=== WHAT YOU SHOULD DO ===
Pick out every line of the entries below where "rich" occurs, and copy those lines.

Records contained in a dataset:
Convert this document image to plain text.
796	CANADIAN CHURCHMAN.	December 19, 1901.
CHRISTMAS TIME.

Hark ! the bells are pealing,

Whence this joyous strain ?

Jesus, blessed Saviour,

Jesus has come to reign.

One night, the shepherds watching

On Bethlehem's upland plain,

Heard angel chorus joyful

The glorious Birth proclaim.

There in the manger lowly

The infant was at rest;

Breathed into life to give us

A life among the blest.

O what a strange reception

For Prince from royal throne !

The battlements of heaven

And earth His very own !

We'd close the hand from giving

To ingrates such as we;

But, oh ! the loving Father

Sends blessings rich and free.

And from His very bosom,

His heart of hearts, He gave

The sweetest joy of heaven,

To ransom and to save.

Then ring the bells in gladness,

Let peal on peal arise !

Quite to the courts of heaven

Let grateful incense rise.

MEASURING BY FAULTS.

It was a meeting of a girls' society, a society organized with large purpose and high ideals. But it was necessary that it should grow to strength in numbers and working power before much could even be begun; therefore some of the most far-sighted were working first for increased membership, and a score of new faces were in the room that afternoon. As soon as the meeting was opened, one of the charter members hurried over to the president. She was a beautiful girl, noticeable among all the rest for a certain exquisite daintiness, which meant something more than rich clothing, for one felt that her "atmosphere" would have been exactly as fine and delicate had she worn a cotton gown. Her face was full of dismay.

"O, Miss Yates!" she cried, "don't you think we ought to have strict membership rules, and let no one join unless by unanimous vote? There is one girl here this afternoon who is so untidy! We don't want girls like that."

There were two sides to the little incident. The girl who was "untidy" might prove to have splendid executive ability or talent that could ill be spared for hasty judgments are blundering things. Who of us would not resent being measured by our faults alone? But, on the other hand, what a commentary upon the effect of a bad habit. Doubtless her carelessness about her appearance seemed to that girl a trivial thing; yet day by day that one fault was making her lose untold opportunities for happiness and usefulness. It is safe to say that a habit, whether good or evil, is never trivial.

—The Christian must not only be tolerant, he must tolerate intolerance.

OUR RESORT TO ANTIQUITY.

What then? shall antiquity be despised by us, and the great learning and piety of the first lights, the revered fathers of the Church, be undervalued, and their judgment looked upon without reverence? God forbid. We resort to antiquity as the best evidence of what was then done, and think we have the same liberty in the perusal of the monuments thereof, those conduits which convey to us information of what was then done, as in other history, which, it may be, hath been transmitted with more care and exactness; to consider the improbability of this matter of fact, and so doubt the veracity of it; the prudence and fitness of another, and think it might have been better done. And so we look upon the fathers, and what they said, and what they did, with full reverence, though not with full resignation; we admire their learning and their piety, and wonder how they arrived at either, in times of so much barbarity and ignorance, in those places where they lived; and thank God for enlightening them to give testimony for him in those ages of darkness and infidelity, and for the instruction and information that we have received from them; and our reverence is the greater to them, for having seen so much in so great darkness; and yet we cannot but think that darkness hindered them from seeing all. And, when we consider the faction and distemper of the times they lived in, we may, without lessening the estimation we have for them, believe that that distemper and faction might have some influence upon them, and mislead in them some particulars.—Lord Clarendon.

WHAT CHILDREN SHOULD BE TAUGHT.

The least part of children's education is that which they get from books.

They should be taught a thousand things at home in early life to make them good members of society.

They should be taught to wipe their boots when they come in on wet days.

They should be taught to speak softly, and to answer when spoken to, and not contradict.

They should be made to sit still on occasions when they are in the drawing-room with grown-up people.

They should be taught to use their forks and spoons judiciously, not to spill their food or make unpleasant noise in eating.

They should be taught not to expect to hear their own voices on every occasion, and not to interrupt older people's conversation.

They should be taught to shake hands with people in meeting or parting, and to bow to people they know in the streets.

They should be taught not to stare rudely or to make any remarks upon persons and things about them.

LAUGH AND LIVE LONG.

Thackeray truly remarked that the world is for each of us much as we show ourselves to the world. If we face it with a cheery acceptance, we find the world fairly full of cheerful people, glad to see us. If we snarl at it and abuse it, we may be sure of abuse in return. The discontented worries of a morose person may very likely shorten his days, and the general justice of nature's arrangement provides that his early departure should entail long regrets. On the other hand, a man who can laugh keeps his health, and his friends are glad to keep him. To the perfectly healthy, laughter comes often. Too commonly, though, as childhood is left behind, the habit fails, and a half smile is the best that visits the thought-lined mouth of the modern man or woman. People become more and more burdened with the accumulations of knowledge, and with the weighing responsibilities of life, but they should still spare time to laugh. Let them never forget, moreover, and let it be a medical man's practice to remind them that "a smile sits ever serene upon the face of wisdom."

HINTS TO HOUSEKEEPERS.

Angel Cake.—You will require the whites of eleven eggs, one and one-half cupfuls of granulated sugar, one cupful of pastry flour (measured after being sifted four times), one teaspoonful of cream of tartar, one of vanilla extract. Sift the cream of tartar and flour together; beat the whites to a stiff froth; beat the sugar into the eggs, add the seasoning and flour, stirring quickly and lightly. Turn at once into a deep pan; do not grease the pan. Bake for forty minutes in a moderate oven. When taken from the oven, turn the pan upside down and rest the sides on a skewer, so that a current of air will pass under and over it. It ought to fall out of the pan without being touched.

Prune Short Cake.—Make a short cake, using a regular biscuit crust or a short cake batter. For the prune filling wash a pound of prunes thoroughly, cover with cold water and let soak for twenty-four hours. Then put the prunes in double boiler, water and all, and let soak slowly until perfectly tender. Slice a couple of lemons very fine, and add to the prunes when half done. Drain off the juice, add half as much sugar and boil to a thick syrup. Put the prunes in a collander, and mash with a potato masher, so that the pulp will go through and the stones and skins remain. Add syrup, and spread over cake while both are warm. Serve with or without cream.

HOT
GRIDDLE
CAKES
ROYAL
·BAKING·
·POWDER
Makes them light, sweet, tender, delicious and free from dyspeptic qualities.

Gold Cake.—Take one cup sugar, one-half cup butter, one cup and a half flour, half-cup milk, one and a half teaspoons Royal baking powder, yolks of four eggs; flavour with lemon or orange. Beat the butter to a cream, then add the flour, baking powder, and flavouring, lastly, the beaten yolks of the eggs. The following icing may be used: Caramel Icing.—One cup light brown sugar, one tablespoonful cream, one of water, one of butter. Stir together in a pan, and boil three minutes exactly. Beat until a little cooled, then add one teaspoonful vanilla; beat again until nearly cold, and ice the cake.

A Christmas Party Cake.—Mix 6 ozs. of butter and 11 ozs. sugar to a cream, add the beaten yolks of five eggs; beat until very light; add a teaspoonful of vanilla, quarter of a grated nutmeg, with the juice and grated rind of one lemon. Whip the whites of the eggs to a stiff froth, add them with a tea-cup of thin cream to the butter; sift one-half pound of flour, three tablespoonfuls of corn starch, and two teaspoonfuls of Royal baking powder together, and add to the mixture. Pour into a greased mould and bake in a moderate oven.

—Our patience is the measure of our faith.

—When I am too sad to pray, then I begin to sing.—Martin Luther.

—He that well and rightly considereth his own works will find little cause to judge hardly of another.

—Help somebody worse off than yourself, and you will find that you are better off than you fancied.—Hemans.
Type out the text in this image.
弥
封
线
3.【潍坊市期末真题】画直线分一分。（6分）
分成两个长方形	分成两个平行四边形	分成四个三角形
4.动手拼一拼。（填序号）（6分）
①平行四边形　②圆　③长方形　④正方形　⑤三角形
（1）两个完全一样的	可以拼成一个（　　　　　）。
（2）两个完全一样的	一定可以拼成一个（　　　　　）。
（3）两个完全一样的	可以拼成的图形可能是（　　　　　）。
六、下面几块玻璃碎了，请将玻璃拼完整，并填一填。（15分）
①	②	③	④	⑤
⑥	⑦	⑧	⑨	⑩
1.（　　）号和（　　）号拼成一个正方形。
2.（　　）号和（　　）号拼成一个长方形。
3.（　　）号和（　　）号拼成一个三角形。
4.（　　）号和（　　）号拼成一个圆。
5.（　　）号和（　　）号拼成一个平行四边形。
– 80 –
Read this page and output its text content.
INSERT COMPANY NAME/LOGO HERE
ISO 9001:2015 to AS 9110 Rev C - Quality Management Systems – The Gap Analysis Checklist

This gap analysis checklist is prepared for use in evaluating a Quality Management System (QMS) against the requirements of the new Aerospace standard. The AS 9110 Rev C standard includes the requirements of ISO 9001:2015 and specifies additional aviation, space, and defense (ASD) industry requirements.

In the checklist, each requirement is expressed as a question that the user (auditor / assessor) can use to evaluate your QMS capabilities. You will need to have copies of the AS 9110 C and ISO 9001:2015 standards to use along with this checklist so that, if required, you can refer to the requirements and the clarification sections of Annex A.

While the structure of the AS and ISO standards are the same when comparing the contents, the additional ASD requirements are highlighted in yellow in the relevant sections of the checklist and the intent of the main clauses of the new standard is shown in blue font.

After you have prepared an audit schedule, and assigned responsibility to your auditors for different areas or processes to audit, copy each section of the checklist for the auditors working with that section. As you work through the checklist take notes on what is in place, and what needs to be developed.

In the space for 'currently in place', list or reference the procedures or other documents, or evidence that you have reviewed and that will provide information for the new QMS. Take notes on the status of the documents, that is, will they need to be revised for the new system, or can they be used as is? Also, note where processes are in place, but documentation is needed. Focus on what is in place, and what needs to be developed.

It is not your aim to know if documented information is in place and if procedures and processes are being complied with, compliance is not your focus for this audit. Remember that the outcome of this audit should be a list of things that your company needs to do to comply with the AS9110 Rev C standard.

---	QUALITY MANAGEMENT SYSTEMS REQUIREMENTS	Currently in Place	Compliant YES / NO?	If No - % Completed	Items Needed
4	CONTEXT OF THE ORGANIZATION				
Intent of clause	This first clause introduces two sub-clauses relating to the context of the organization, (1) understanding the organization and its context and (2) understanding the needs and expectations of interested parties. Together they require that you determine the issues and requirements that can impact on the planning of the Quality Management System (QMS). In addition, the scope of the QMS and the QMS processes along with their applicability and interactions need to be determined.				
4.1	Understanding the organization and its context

=== THE REPLY ===
Sends blessings rich and free.
It was a meeting of a girls' society, a society organized with large purpose and high ideals. But it was necessary that it should grow to strength in numbers and working power before much could even be begun; therefore some of the most far-sighted were working first for increased membership, and a score of new faces were in the room that afternoon. As soon as the meeting was opened, one of the charter members hurried over to the president. She was a beautiful girl, noticeable among all the rest for a certain exquisite daintiness, which meant something more than rich clothing, for one felt that her "atmosphere" would have been exactly as fine and delicate had she worn a cotton gown. Her face was full of dismay.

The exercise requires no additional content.